● TEXTE SOURCE:
Nul ne sait si nous retrouverons complètement la vie d’avant (avant la pandémie, avant les distances sanitaires, avant les masques…). D’ailleurs la vie d’avant ne s’est pas révélée parfaite ; nous avons encore plus touché du doigt les travers de la mondialisation : si le monde a été malade, il en portera les séquelles qu’il faudra pourvoir soigner, en sortant de la « mondialisation de l’indifférence » que dénonce notre pape. Mais ce qu’il nous faut inventer c’est la vie d’après, en tenant compte de ce qui nous est arrivé. Il s’agit de continuer à vivre pleinement chaque instant dans la grâce, quelques soient les limites du présent « à venir ». 

Marie en ce mois de mai, nous montre l’exemple de cette remise en confiance entre les mains du Seigneur. Si Marie est au pied de la croix, c’est parce qu’elle accompagne son fils dans sa longue et terrible agonie, dans l’espérance de l’amour de Dieu. Marie nous ouvre un regard d’espérance sur les situations les plus sombres de nos vies.

● DONNÉES FOURNIES:
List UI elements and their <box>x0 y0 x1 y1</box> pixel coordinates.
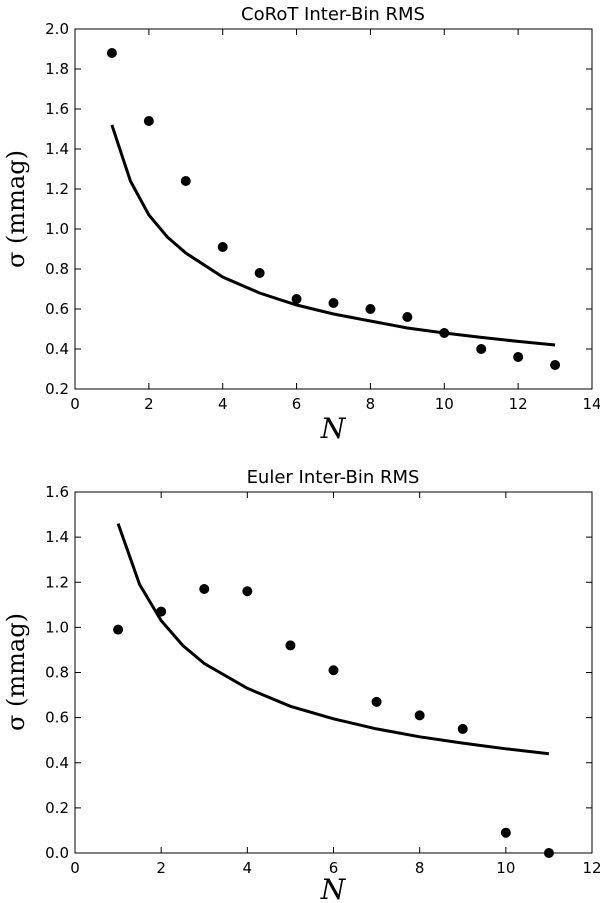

● EXERCICE PROPOSÉ: Recopiez mot pour mot l'intégralité du texte sur la vie d'après, placé plus haut.

● RÉSULTAT DE L'EXERCICE:
Nul ne sait si nous retrouverons complètement la vie d’avant (avant la pandémie, avant les distances sanitaires, avant les masques…). D’ailleurs la vie d’avant ne s’est pas révélée parfaite ; nous avons encore plus touché du doigt les travers de la mondialisation : si le monde a été malade, il en portera les séquelles qu’il faudra pourvoir soigner, en sortant de la « mondialisation de l’indifférence » que dénonce notre pape. Mais ce qu’il nous faut inventer c’est la vie d’après, en tenant compte de ce qui nous est arrivé. Il s’agit de continuer à vivre pleinement chaque instant dans la grâce, quelques soient les limites du présent « à venir ». 

Marie en ce mois de mai, nous montre l’exemple de cette remise en confiance entre les mains du Seigneur. Si Marie est au pied de la croix, c’est parce qu’elle accompagne son fils dans sa longue et terrible agonie, dans l’espérance de l’amour de Dieu. Marie nous ouvre un regard d’espérance sur les situations les plus sombres de nos vies.